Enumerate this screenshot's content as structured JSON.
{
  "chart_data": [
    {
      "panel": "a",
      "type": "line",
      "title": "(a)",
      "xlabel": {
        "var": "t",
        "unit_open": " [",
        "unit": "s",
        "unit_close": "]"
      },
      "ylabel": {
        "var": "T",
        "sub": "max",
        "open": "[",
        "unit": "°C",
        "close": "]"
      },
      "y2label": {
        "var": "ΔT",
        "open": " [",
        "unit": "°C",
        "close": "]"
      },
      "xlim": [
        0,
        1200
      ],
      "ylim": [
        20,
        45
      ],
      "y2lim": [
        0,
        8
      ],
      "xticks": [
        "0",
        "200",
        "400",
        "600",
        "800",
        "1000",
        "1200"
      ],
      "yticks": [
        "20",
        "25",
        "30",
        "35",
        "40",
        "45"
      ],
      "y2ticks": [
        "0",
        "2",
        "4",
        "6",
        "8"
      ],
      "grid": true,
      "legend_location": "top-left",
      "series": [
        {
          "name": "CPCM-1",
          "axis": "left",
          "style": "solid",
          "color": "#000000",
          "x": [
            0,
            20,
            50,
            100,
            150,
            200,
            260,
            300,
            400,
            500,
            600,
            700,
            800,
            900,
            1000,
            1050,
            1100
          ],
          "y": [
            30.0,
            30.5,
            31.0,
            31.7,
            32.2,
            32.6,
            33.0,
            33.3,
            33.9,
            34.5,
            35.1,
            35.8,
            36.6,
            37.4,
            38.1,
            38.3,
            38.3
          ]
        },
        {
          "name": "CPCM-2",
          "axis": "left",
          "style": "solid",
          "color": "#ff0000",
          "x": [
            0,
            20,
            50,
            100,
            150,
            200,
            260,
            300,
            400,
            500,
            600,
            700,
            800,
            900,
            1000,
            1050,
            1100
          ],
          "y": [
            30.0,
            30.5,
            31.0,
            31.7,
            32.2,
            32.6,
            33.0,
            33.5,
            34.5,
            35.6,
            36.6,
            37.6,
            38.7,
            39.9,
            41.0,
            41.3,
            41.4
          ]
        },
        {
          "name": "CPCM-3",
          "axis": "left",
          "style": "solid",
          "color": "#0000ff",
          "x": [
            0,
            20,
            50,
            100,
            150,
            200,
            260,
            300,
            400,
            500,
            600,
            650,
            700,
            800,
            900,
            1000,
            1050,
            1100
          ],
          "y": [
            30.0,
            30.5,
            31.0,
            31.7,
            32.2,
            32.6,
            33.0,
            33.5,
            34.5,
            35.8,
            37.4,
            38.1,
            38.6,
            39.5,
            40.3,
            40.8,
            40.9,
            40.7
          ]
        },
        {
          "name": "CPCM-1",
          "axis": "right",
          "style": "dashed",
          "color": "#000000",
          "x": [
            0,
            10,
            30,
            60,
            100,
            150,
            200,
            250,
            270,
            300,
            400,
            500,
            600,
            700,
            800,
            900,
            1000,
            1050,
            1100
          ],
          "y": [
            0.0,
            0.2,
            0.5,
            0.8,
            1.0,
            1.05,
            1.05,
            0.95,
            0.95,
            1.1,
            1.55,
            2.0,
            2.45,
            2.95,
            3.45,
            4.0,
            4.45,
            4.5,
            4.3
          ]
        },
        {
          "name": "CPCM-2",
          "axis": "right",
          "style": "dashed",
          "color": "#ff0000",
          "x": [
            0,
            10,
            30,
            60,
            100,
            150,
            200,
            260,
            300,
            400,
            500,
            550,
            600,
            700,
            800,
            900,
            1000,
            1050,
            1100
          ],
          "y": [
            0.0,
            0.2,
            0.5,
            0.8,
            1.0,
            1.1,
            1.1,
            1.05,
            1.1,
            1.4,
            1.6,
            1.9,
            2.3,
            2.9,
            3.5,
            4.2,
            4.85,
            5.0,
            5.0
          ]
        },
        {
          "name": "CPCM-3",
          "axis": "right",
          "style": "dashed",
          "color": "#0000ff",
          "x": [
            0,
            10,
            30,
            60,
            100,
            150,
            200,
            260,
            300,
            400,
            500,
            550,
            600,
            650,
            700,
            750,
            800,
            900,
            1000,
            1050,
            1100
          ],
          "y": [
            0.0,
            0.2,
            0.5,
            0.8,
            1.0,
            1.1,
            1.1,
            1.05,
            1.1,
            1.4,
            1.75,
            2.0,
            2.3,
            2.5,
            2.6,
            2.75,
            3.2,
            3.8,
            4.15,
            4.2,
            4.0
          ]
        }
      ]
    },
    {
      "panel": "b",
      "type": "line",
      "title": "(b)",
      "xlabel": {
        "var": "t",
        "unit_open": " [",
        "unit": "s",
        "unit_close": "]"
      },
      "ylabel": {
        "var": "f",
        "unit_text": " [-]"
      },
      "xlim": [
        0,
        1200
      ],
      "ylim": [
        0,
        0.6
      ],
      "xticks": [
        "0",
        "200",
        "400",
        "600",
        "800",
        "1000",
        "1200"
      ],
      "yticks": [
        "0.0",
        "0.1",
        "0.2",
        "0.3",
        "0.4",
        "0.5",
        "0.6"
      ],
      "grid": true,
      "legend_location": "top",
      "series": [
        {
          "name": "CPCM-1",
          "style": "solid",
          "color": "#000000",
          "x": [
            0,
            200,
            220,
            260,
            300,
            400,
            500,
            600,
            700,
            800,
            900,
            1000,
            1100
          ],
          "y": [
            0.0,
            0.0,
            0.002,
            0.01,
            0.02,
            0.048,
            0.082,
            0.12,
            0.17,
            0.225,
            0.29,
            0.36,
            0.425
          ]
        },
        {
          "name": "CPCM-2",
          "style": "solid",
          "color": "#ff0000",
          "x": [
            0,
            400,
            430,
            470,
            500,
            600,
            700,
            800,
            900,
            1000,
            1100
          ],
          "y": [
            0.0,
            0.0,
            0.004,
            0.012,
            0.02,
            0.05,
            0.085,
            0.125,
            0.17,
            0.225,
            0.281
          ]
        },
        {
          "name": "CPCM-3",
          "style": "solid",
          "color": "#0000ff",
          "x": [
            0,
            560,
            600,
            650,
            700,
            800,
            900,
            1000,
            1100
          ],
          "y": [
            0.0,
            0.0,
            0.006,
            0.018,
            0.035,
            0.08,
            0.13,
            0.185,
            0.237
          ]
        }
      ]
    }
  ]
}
++++++
PROBLEM STATEMENT: Quote each line of the data above exactly as written.

EXPECTED ANSWER:
Enumerate this screenshot's content as structured JSON.
{
  "chart_data": [
    {
      "panel": "a",
      "type": "line",
      "title": "(a)",
      "xlabel": {
        "var": "t",
        "unit_open": " [",
        "unit": "s",
        "unit_close": "]"
      },
      "ylabel": {
        "var": "T",
        "sub": "max",
        "open": "[",
        "unit": "°C",
        "close": "]"
      },
      "y2label": {
        "var": "ΔT",
        "open": " [",
        "unit": "°C",
        "close": "]"
      },
      "xlim": [
        0,
        1200
      ],
      "ylim": [
        20,
        45
      ],
      "y2lim": [
        0,
        8
      ],
      "xticks": [
        "0",
        "200",
        "400",
        "600",
        "800",
        "1000",
        "1200"
      ],
      "yticks": [
        "20",
        "25",
        "30",
        "35",
        "40",
        "45"
      ],
      "y2ticks": [
        "0",
        "2",
        "4",
        "6",
        "8"
      ],
      "grid": true,
      "legend_location": "top-left",
      "series": [
        {
          "name": "CPCM-1",
          "axis": "left",
          "style": "solid",
          "color": "#000000",
          "x": [
            0,
            20,
            50,
            100,
            150,
            200,
            260,
            300,
            400,
            500,
            600,
            700,
            800,
            900,
            1000,
            1050,
            1100
          ],
          "y": [
            30.0,
            30.5,
            31.0,
            31.7,
            32.2,
            32.6,
            33.0,
            33.3,
            33.9,
            34.5,
            35.1,
            35.8,
            36.6,
            37.4,
            38.1,
            38.3,
            38.3
          ]
        },
        {
          "name": "CPCM-2",
          "axis": "left",
          "style": "solid",
          "color": "#ff0000",
          "x": [
            0,
            20,
            50,
            100,
            150,
            200,
            260,
            300,
            400,
            500,
            600,
            700,
            800,
            900,
            1000,
            1050,
            1100
          ],
          "y": [
            30.0,
            30.5,
            31.0,
            31.7,
            32.2,
            32.6,
            33.0,
            33.5,
            34.5,
            35.6,
            36.6,
            37.6,
            38.7,
            39.9,
            41.0,
            41.3,
            41.4
          ]
        },
        {
          "name": "CPCM-3",
          "axis": "left",
          "style": "solid",
          "color": "#0000ff",
          "x": [
            0,
            20,
            50,
            100,
            150,
            200,
            260,
            300,
            400,
            500,
            600,
            650,
            700,
            800,
            900,
            1000,
            1050,
            1100
          ],
          "y": [
            30.0,
            30.5,
            31.0,
            31.7,
            32.2,
            32.6,
            33.0,
            33.5,
            34.5,
            35.8,
            37.4,
            38.1,
            38.6,
            39.5,
            40.3,
            40.8,
            40.9,
            40.7
          ]
        },
        {
          "name": "CPCM-1",
          "axis": "right",
          "style": "dashed",
          "color": "#000000",
          "x": [
            0,
            10,
            30,
            60,
            100,
            150,
            200,
            250,
            270,
            300,
            400,
            500,
            600,
            700,
            800,
            900,
            1000,
            1050,
            1100
          ],
          "y": [
            0.0,
            0.2,
            0.5,
            0.8,
            1.0,
            1.05,
            1.05,
            0.95,
            0.95,
            1.1,
            1.55,
            2.0,
            2.45,
            2.95,
            3.45,
            4.0,
            4.45,
            4.5,
            4.3
          ]
        },
        {
          "name": "CPCM-2",
          "axis": "right",
          "style": "dashed",
          "color": "#ff0000",
          "x": [
            0,
            10,
            30,
            60,
            100,
            150,
            200,
            260,
            300,
            400,
            500,
            550,
            600,
            700,
            800,
            900,
            1000,
            1050,
            1100
          ],
          "y": [
            0.0,
            0.2,
            0.5,
            0.8,
            1.0,
            1.1,
            1.1,
            1.05,
            1.1,
            1.4,
            1.6,
            1.9,
            2.3,
            2.9,
            3.5,
            4.2,
            4.85,
            5.0,
            5.0
          ]
        },
        {
          "name": "CPCM-3",
          "axis": "right",
          "style": "dashed",
          "color": "#0000ff",
          "x": [
            0,
            10,
            30,
            60,
            100,
            150,
            200,
            260,
            300,
            400,
            500,
            550,
            600,
            650,
            700,
            750,
            800,
            900,
            1000,
            1050,
            1100
          ],
          "y": [
            0.0,
            0.2,
            0.5,
            0.8,
            1.0,
            1.1,
            1.1,
            1.05,
            1.1,
            1.4,
            1.75,
            2.0,
            2.3,
            2.5,
            2.6,
            2.75,
            3.2,
            3.8,
            4.15,
            4.2,
            4.0
          ]
        }
      ]
    },
    {
      "panel": "b",
      "type": "line",
      "title": "(b)",
      "xlabel": {
        "var": "t",
        "unit_open": " [",
        "unit": "s",
        "unit_close": "]"
      },
      "ylabel": {
        "var": "f",
        "unit_text": " [-]"
      },
      "xlim": [
        0,
        1200
      ],
      "ylim": [
        0,
        0.6
      ],
      "xticks": [
        "0",
        "200",
        "400",
        "600",
        "800",
        "1000",
        "1200"
      ],
      "yticks": [
        "0.0",
        "0.1",
        "0.2",
        "0.3",
        "0.4",
        "0.5",
        "0.6"
      ],
      "grid": true,
      "legend_location": "top",
      "series": [
        {
          "name": "CPCM-1",
          "style": "solid",
          "color": "#000000",
          "x": [
            0,
            200,
            220,
            260,
            300,
            400,
            500,
            600,
            700,
            800,
            900,
            1000,
            1100
          ],
          "y": [
            0.0,
            0.0,
            0.002,
            0.01,
            0.02,
            0.048,
            0.082,
            0.12,
            0.17,
            0.225,
            0.29,
            0.36,
            0.425
          ]
        },
        {
          "name": "CPCM-2",
          "style": "solid",
          "color": "#ff0000",
          "x": [
            0,
            400,
            430,
            470,
            500,
            600,
            700,
            800,
            900,
            1000,
            1100
          ],
          "y": [
            0.0,
            0.0,
            0.004,
            0.012,
            0.02,
            0.05,
            0.085,
            0.125,
            0.17,
            0.225,
            0.281
          ]
        },
        {
          "name": "CPCM-3",
          "style": "solid",
          "color": "#0000ff",
          "x": [
            0,
            560,
            600,
            650,
            700,
            800,
            900,
            1000,
            1100
          ],
          "y": [
            0.0,
            0.0,
            0.006,
            0.018,
            0.035,
            0.08,
            0.13,
            0.185,
            0.237
          ]
        }
      ]
    }
  ]
}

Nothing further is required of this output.